--- START Material to process ---

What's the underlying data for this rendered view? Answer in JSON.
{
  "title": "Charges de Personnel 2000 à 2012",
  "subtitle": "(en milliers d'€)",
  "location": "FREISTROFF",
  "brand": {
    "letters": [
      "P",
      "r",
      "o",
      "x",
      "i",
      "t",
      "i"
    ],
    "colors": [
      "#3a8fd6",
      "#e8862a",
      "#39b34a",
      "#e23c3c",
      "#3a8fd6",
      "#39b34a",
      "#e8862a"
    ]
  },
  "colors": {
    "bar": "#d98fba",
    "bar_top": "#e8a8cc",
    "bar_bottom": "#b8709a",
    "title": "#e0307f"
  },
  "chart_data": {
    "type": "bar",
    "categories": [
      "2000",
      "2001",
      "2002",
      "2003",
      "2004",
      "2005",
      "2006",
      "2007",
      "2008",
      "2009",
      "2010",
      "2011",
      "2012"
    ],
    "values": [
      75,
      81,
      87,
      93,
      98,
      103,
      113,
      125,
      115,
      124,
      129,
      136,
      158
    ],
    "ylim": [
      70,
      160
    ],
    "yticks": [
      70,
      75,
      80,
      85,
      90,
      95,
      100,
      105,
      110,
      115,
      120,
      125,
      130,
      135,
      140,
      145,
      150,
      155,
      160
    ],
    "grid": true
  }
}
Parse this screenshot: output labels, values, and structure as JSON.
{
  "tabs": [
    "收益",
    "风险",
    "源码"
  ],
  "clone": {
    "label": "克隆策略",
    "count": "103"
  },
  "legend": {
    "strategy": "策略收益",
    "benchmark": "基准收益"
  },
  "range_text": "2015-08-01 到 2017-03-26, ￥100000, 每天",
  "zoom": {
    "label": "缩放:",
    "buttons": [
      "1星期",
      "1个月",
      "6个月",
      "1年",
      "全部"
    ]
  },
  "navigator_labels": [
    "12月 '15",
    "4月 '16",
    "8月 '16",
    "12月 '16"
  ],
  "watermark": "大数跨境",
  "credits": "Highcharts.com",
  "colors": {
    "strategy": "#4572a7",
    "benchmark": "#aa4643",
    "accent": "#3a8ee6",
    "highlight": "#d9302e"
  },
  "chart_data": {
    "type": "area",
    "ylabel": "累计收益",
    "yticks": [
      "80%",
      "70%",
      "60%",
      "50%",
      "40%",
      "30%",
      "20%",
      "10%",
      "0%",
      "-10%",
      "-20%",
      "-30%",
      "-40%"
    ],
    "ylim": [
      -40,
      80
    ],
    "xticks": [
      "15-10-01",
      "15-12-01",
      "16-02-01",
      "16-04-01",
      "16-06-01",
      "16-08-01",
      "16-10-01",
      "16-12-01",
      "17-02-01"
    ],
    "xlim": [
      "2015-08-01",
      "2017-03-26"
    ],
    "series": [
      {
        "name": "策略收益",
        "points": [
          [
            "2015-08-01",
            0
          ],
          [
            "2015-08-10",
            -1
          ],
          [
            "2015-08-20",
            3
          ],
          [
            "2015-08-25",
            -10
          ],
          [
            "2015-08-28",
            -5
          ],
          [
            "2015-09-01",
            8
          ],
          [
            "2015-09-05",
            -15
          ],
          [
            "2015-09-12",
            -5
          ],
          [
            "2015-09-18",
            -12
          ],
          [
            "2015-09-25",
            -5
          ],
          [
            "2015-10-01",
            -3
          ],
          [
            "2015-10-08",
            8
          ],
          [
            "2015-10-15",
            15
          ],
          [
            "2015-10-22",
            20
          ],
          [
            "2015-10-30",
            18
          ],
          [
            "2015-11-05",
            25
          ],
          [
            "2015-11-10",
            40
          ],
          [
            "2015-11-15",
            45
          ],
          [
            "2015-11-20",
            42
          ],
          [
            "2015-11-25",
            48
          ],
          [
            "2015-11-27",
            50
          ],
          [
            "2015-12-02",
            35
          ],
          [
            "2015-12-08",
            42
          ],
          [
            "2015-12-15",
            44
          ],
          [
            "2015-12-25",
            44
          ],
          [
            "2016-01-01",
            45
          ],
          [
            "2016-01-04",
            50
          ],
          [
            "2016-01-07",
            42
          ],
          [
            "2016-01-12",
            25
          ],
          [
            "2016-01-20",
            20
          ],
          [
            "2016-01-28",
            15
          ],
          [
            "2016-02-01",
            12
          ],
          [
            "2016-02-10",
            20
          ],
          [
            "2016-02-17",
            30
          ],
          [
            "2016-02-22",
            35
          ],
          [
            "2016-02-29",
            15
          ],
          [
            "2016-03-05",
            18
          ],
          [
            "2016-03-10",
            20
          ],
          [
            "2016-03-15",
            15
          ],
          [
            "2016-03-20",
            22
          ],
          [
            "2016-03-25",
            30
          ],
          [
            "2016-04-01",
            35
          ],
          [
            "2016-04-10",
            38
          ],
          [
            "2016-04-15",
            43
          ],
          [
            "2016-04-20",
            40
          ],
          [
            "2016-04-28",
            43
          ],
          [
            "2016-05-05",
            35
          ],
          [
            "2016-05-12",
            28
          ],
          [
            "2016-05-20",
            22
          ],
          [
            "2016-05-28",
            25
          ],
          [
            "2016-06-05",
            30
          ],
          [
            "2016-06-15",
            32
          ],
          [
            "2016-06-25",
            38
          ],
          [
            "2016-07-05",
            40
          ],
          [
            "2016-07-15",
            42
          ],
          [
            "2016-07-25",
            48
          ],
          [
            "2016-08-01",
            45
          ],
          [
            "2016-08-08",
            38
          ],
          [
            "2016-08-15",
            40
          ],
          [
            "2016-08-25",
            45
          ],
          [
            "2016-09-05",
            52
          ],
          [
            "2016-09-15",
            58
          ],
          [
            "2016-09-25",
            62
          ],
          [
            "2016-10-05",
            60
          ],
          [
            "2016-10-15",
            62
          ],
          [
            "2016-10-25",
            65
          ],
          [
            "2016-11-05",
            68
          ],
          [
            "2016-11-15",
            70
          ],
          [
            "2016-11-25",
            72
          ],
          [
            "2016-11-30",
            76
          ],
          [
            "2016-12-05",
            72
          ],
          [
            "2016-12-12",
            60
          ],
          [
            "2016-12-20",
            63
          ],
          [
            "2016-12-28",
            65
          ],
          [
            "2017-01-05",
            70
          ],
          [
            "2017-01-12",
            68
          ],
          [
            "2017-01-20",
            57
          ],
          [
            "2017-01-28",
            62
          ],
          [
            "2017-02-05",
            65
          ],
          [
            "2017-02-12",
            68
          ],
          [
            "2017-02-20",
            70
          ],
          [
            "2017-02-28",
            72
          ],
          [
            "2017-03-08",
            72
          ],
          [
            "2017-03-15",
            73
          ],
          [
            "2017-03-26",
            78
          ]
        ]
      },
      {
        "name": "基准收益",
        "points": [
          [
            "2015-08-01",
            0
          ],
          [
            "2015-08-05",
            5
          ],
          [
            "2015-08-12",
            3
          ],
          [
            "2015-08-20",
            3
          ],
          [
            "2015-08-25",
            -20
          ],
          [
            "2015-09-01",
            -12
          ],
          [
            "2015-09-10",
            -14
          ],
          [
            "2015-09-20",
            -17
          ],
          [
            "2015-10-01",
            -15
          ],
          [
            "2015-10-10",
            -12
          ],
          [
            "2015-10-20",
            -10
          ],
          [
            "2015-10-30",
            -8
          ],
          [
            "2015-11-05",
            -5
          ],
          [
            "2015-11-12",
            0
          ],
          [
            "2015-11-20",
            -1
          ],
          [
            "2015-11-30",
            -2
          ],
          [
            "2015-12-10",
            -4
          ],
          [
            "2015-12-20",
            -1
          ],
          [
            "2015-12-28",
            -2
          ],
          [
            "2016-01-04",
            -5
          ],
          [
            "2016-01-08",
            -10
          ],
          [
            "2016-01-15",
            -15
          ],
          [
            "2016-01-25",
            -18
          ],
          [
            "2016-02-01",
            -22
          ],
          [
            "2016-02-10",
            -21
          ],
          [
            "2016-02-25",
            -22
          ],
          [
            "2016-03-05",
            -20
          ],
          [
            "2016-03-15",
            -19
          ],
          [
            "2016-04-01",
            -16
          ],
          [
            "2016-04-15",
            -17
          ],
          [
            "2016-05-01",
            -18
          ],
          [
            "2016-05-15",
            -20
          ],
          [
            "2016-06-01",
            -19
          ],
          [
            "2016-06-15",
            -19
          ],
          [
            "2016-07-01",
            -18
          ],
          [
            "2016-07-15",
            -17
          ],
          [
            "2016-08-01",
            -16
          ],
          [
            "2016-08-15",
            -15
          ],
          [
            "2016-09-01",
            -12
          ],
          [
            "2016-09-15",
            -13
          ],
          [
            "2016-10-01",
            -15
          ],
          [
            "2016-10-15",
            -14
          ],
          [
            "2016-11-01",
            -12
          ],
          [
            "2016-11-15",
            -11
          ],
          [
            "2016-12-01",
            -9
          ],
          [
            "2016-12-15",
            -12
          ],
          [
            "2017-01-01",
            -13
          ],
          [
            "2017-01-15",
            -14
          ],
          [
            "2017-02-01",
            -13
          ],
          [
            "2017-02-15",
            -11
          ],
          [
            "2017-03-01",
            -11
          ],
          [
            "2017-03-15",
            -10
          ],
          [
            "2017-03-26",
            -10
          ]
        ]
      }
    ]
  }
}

--- END Material to process ---

Say, as a single number and nothing more, how many lines of the entries contain the word "this".

Written response: 2